• **Exercise goal**:
Reproduce all entries word for word.

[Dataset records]

^^^^^^^^^^^^^^^^

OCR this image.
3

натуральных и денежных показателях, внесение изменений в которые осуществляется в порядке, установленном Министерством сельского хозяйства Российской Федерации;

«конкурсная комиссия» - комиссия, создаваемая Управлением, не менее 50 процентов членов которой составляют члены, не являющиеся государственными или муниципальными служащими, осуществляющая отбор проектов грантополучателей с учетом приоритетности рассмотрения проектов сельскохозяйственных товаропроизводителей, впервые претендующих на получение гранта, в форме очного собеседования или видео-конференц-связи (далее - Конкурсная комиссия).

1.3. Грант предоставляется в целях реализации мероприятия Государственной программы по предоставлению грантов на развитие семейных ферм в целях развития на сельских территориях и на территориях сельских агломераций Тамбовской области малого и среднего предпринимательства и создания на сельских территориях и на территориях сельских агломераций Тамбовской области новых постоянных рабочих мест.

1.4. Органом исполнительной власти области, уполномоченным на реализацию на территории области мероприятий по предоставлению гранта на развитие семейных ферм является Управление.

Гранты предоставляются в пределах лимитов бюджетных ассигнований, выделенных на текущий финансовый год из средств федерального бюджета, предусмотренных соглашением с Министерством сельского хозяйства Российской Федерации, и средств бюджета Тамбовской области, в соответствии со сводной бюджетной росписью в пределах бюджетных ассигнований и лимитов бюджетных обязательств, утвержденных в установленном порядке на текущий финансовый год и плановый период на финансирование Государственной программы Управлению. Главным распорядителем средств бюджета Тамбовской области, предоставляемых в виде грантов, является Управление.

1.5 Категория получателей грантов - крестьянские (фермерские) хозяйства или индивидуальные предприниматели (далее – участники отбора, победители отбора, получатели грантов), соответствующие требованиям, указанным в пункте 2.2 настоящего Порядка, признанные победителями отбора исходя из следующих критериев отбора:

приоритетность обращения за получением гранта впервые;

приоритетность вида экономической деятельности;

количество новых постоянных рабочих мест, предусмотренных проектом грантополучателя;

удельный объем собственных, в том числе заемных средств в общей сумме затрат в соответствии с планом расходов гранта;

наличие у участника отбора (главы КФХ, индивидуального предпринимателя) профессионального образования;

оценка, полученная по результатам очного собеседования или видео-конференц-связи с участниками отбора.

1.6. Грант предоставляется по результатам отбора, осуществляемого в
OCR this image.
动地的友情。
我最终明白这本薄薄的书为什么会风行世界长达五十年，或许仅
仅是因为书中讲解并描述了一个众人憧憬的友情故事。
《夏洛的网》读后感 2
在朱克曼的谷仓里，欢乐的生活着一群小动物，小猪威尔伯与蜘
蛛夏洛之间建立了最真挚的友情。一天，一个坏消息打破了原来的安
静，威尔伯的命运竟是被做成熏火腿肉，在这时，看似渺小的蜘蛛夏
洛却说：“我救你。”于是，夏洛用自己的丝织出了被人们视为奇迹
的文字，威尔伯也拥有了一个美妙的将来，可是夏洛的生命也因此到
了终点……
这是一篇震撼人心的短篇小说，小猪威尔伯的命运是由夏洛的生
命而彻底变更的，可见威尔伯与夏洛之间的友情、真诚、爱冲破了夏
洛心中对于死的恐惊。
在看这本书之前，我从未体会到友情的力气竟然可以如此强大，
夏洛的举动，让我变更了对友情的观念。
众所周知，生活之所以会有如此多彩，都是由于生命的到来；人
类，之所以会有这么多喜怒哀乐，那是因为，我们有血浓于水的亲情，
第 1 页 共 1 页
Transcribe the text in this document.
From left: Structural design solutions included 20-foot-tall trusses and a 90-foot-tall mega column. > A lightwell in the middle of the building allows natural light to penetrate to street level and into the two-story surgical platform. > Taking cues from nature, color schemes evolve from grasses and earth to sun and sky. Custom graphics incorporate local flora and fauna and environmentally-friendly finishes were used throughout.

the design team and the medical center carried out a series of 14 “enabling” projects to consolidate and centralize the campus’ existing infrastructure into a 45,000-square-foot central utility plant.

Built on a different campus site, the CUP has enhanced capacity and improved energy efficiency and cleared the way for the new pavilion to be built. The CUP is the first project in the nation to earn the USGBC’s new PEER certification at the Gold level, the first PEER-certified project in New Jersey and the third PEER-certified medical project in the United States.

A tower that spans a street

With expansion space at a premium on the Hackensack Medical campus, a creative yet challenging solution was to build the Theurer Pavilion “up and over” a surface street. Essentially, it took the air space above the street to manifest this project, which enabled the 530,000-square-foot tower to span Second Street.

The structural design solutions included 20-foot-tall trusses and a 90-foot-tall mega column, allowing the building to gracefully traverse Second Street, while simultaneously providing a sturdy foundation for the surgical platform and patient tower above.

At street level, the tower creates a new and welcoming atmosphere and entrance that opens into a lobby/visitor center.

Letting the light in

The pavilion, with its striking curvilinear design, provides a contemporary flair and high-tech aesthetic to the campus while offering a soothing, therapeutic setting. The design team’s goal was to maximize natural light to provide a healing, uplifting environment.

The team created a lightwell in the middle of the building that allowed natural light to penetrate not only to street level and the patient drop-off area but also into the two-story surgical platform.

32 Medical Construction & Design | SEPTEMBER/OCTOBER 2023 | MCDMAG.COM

^^^^^^^^^^^^^^^^

• **Expected answer**:
OCR this image.
3

натуральных и денежных показателях, внесение изменений в которые осуществляется в порядке, установленном Министерством сельского хозяйства Российской Федерации;

«конкурсная комиссия» - комиссия, создаваемая Управлением, не менее 50 процентов членов которой составляют члены, не являющиеся государственными или муниципальными служащими, осуществляющая отбор проектов грантополучателей с учетом приоритетности рассмотрения проектов сельскохозяйственных товаропроизводителей, впервые претендующих на получение гранта, в форме очного собеседования или видео-конференц-связи (далее - Конкурсная комиссия).

1.3. Грант предоставляется в целях реализации мероприятия Государственной программы по предоставлению грантов на развитие семейных ферм в целях развития на сельских территориях и на территориях сельских агломераций Тамбовской области малого и среднего предпринимательства и создания на сельских территориях и на территориях сельских агломераций Тамбовской области новых постоянных рабочих мест.

1.4. Органом исполнительной власти области, уполномоченным на реализацию на территории области мероприятий по предоставлению гранта на развитие семейных ферм является Управление.

Гранты предоставляются в пределах лимитов бюджетных ассигнований, выделенных на текущий финансовый год из средств федерального бюджета, предусмотренных соглашением с Министерством сельского хозяйства Российской Федерации, и средств бюджета Тамбовской области, в соответствии со сводной бюджетной росписью в пределах бюджетных ассигнований и лимитов бюджетных обязательств, утвержденных в установленном порядке на текущий финансовый год и плановый период на финансирование Государственной программы Управлению. Главным распорядителем средств бюджета Тамбовской области, предоставляемых в виде грантов, является Управление.

1.5 Категория получателей грантов - крестьянские (фермерские) хозяйства или индивидуальные предприниматели (далее – участники отбора, победители отбора, получатели грантов), соответствующие требованиям, указанным в пункте 2.2 настоящего Порядка, признанные победителями отбора исходя из следующих критериев отбора:

приоритетность обращения за получением гранта впервые;

приоритетность вида экономической деятельности;

количество новых постоянных рабочих мест, предусмотренных проектом грантополучателя;

удельный объем собственных, в том числе заемных средств в общей сумме затрат в соответствии с планом расходов гранта;

наличие у участника отбора (главы КФХ, индивидуального предпринимателя) профессионального образования;

оценка, полученная по результатам очного собеседования или видео-конференц-связи с участниками отбора.

1.6. Грант предоставляется по результатам отбора, осуществляемого в
OCR this image.
动地的友情。
我最终明白这本薄薄的书为什么会风行世界长达五十年，或许仅
仅是因为书中讲解并描述了一个众人憧憬的友情故事。
《夏洛的网》读后感 2
在朱克曼的谷仓里，欢乐的生活着一群小动物，小猪威尔伯与蜘
蛛夏洛之间建立了最真挚的友情。一天，一个坏消息打破了原来的安
静，威尔伯的命运竟是被做成熏火腿肉，在这时，看似渺小的蜘蛛夏
洛却说：“我救你。”于是，夏洛用自己的丝织出了被人们视为奇迹
的文字，威尔伯也拥有了一个美妙的将来，可是夏洛的生命也因此到
了终点……
这是一篇震撼人心的短篇小说，小猪威尔伯的命运是由夏洛的生
命而彻底变更的，可见威尔伯与夏洛之间的友情、真诚、爱冲破了夏
洛心中对于死的恐惊。
在看这本书之前，我从未体会到友情的力气竟然可以如此强大，
夏洛的举动，让我变更了对友情的观念。
众所周知，生活之所以会有如此多彩，都是由于生命的到来；人
类，之所以会有这么多喜怒哀乐，那是因为，我们有血浓于水的亲情，
第 1 页 共 1 页
Transcribe the text in this document.
From left: Structural design solutions included 20-foot-tall trusses and a 90-foot-tall mega column. > A lightwell in the middle of the building allows natural light to penetrate to street level and into the two-story surgical platform. > Taking cues from nature, color schemes evolve from grasses and earth to sun and sky. Custom graphics incorporate local flora and fauna and environmentally-friendly finishes were used throughout.

the design team and the medical center carried out a series of 14 “enabling” projects to consolidate and centralize the campus’ existing infrastructure into a 45,000-square-foot central utility plant.

Built on a different campus site, the CUP has enhanced capacity and improved energy efficiency and cleared the way for the new pavilion to be built. The CUP is the first project in the nation to earn the USGBC’s new PEER certification at the Gold level, the first PEER-certified project in New Jersey and the third PEER-certified medical project in the United States.

A tower that spans a street

With expansion space at a premium on the Hackensack Medical campus, a creative yet challenging solution was to build the Theurer Pavilion “up and over” a surface street. Essentially, it took the air space above the street to manifest this project, which enabled the 530,000-square-foot tower to span Second Street.

The structural design solutions included 20-foot-tall trusses and a 90-foot-tall mega column, allowing the building to gracefully traverse Second Street, while simultaneously providing a sturdy foundation for the surgical platform and patient tower above.

At street level, the tower creates a new and welcoming atmosphere and entrance that opens into a lobby/visitor center.

Letting the light in

The pavilion, with its striking curvilinear design, provides a contemporary flair and high-tech aesthetic to the campus while offering a soothing, therapeutic setting. The design team’s goal was to maximize natural light to provide a healing, uplifting environment.

The team created a lightwell in the middle of the building that allowed natural light to penetrate not only to street level and the patient drop-off area but also into the two-story surgical platform.

32 Medical Construction & Design | SEPTEMBER/OCTOBER 2023 | MCDMAG.COM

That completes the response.